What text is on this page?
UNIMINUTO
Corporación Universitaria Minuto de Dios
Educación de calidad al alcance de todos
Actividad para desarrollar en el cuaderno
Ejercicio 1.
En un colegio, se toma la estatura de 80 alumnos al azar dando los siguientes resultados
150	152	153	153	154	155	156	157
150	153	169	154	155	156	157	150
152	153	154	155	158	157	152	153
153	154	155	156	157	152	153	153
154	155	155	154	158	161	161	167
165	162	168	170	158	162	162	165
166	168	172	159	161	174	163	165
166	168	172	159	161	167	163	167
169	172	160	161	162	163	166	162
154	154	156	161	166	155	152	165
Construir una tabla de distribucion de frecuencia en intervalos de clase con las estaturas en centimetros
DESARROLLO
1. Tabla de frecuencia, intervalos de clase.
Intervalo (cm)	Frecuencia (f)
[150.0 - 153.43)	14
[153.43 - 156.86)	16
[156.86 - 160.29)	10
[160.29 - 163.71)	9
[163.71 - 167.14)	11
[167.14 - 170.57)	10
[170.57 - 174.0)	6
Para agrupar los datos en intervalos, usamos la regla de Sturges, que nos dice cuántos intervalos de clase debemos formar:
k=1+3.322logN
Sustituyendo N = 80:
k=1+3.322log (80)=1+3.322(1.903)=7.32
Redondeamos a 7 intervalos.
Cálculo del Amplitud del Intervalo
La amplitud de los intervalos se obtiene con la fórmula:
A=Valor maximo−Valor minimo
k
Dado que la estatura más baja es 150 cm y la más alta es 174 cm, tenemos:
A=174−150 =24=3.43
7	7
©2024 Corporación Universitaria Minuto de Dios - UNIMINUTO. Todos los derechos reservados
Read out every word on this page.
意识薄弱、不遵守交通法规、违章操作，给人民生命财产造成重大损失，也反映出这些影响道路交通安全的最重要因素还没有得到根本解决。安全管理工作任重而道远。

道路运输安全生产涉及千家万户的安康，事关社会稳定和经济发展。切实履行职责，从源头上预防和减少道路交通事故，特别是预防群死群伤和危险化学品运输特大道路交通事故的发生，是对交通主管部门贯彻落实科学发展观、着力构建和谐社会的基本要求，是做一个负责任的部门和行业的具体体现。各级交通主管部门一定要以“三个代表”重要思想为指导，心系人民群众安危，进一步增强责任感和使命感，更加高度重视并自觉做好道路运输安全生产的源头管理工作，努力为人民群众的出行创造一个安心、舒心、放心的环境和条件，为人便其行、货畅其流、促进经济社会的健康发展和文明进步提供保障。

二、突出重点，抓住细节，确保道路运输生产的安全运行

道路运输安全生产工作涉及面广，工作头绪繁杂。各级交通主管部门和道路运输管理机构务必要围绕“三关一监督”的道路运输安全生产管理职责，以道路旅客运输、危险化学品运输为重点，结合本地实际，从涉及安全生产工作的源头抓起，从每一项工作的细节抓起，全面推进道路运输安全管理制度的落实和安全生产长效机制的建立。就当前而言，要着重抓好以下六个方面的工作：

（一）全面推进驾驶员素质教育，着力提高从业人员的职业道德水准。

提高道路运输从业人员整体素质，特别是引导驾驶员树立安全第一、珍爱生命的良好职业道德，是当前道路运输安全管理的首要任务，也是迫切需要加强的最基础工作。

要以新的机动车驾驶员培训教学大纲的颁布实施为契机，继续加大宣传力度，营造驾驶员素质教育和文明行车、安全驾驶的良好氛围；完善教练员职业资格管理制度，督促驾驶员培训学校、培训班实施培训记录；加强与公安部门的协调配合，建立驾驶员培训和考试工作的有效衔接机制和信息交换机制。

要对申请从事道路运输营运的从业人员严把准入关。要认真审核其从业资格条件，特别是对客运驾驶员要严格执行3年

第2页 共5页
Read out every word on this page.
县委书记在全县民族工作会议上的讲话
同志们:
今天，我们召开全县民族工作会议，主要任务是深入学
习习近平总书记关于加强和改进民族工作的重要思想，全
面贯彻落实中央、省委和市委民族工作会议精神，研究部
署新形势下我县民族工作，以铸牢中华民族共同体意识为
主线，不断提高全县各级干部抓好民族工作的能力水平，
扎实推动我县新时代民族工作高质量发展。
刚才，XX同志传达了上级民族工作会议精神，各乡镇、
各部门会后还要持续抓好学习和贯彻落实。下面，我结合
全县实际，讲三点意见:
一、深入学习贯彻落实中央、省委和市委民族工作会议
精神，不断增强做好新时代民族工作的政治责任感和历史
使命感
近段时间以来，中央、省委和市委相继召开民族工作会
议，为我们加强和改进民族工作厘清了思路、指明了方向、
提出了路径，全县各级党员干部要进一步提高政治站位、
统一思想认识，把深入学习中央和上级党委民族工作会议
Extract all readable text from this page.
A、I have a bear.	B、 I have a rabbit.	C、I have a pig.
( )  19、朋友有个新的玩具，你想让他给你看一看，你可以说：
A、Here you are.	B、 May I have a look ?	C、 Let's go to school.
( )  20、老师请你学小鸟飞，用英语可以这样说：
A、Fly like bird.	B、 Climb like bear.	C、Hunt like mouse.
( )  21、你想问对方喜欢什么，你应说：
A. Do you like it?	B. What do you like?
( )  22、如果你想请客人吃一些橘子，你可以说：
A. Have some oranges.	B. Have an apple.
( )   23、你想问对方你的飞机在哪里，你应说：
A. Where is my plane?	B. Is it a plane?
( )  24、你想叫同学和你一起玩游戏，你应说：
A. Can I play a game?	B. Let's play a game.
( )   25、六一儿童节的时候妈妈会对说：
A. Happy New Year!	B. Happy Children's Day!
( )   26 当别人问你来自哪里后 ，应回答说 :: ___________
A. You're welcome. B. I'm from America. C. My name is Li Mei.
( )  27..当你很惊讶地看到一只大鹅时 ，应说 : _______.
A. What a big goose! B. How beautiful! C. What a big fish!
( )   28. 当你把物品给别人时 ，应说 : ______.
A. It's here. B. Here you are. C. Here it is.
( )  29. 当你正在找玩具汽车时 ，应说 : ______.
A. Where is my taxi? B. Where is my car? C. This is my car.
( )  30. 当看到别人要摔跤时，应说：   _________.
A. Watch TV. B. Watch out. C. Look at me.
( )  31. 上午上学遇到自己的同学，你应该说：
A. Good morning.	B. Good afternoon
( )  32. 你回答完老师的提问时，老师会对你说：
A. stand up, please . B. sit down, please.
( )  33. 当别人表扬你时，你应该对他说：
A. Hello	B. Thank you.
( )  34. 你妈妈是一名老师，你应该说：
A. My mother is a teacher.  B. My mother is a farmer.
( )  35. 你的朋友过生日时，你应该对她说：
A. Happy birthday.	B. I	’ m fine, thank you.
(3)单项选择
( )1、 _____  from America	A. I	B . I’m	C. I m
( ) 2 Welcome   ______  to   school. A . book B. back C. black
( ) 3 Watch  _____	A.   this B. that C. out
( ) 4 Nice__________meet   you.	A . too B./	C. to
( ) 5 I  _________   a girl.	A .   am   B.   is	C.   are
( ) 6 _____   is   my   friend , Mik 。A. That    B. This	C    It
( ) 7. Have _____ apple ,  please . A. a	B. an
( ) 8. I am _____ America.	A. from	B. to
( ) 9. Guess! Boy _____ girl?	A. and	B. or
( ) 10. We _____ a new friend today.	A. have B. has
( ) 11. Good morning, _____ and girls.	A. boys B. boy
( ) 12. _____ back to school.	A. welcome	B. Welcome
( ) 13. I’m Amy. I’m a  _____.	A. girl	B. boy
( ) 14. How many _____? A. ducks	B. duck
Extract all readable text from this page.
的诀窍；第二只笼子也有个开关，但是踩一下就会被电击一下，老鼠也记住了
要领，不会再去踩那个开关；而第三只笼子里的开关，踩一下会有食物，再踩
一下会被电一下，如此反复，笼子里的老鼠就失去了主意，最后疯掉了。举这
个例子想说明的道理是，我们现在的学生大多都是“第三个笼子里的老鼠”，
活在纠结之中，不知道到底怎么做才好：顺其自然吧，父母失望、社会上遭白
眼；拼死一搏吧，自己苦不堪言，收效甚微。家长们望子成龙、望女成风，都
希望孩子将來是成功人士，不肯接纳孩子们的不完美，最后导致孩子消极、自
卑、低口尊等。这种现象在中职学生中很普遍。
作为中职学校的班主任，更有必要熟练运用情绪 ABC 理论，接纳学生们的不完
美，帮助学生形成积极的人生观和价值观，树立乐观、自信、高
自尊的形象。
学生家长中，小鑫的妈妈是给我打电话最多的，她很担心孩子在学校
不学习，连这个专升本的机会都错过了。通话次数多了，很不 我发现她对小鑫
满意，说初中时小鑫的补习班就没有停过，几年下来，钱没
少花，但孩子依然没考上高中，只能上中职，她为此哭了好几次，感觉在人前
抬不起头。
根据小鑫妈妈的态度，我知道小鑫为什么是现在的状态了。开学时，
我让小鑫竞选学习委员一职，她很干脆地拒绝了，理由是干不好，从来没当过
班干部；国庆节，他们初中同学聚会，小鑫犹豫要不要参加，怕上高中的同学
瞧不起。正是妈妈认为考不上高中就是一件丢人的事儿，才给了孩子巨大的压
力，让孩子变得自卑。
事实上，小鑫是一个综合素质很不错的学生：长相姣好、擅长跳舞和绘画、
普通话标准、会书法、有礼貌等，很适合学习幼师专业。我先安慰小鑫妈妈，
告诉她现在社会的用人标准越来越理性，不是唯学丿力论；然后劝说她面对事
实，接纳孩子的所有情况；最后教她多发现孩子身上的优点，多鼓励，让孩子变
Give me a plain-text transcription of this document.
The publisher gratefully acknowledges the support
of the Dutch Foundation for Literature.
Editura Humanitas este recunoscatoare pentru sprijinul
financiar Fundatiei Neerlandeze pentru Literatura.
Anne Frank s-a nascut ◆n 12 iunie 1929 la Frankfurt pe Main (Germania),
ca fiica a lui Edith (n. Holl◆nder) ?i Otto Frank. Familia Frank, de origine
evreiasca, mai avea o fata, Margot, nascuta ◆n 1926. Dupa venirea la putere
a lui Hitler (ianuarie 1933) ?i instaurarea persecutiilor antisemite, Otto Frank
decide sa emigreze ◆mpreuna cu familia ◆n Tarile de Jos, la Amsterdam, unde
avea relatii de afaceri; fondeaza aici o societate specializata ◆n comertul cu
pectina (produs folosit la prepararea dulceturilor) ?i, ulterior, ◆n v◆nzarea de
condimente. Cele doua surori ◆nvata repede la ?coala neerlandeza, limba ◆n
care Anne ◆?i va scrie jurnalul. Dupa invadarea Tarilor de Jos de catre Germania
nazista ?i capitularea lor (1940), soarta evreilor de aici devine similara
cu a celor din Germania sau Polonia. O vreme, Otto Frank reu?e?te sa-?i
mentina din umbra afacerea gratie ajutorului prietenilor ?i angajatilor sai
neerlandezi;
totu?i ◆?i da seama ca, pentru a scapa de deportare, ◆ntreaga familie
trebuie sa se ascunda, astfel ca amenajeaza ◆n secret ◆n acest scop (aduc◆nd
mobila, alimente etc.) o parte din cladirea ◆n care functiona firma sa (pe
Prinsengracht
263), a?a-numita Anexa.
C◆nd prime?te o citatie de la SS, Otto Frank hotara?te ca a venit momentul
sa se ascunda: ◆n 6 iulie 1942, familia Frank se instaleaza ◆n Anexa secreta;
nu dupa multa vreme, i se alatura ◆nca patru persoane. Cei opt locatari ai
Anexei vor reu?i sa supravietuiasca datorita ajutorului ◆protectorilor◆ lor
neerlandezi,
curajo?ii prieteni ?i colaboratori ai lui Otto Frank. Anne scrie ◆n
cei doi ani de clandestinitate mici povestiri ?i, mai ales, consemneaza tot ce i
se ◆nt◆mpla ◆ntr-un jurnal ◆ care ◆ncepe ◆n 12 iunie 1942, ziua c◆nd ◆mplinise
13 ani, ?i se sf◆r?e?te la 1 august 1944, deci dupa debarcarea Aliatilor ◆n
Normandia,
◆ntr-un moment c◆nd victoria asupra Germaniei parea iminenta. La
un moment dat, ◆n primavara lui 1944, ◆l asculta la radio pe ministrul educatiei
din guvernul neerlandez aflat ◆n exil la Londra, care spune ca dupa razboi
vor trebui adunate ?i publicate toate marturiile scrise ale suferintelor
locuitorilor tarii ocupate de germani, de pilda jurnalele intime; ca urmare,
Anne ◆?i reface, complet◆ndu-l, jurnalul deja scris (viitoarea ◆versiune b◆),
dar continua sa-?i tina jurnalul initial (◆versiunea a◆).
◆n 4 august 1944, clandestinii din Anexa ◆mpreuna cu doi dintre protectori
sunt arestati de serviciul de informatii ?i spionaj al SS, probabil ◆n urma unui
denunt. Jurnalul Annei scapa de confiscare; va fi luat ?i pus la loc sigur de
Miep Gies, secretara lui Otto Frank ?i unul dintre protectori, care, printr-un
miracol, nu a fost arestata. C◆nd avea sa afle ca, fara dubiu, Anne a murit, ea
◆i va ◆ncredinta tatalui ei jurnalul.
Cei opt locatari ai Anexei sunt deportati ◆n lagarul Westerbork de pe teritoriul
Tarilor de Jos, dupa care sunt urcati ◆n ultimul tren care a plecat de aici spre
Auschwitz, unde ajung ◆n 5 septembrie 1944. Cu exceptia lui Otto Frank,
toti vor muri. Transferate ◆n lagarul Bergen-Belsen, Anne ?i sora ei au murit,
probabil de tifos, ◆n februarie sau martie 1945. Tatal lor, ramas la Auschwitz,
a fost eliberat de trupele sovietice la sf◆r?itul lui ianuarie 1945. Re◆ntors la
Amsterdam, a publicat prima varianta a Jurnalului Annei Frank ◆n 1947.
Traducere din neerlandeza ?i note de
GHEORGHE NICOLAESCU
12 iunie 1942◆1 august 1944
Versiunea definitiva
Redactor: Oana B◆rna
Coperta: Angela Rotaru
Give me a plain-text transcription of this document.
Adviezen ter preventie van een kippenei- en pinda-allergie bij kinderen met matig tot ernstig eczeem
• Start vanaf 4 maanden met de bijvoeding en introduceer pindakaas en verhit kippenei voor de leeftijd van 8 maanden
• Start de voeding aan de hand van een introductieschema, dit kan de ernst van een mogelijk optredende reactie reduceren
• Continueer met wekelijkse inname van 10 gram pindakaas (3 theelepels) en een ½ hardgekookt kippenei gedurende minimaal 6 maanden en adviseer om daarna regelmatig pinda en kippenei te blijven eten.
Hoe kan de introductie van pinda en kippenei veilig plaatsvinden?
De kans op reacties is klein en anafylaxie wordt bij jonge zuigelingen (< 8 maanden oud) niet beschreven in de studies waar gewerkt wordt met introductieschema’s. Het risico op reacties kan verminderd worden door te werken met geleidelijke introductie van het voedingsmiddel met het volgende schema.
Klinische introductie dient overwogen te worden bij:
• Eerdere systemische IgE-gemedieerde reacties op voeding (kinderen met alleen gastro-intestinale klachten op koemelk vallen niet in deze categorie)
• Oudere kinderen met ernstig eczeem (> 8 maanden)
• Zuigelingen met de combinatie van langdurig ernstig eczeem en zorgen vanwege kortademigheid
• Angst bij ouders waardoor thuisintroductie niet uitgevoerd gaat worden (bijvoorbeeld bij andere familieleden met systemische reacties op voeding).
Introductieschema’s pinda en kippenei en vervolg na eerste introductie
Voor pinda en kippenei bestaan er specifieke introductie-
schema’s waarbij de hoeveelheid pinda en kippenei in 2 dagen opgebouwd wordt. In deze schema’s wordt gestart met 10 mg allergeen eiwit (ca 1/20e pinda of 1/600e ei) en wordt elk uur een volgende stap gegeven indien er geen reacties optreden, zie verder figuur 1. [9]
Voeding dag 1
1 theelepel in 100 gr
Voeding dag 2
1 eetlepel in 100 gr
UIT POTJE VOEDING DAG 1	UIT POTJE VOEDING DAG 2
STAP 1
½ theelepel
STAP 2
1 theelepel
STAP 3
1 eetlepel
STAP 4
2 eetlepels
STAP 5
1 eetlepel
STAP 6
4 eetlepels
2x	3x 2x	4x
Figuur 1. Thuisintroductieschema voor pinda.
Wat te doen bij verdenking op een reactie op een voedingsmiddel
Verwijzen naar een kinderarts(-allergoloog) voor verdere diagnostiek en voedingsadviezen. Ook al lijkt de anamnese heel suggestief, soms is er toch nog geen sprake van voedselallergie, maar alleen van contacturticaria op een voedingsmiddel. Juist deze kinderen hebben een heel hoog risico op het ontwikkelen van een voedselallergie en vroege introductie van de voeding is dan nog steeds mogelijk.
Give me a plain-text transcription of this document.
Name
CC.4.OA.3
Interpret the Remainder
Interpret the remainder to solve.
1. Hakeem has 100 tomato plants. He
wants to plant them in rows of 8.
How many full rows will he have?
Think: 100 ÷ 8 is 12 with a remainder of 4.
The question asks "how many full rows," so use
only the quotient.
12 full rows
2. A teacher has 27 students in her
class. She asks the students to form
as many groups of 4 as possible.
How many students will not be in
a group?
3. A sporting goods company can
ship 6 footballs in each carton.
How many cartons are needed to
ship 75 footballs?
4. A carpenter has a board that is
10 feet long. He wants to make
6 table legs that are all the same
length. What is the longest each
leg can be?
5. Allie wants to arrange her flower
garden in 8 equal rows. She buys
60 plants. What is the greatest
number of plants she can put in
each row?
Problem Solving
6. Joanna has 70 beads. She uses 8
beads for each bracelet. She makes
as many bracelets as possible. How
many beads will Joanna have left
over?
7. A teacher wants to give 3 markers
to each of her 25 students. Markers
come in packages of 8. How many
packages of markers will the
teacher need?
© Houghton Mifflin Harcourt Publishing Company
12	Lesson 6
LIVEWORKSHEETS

++++

Copy every line above in which the string "mogelijk" shows up.

• Start de voeding aan de hand van een introductieschema, dit kan de ernst van een mogelijk optredende reactie reduceren
Verwijzen naar een kinderarts(-allergoloog) voor verdere diagnostiek en voedingsadviezen. Ook al lijkt de anamnese heel suggestief, soms is er toch nog geen sprake van voedselallergie, maar alleen van contacturticaria op een voedingsmiddel. Juist deze kinderen hebben een heel hoog risico op het ontwikkelen van een voedselallergie en vroege introductie van de voeding is dan nog steeds mogelijk.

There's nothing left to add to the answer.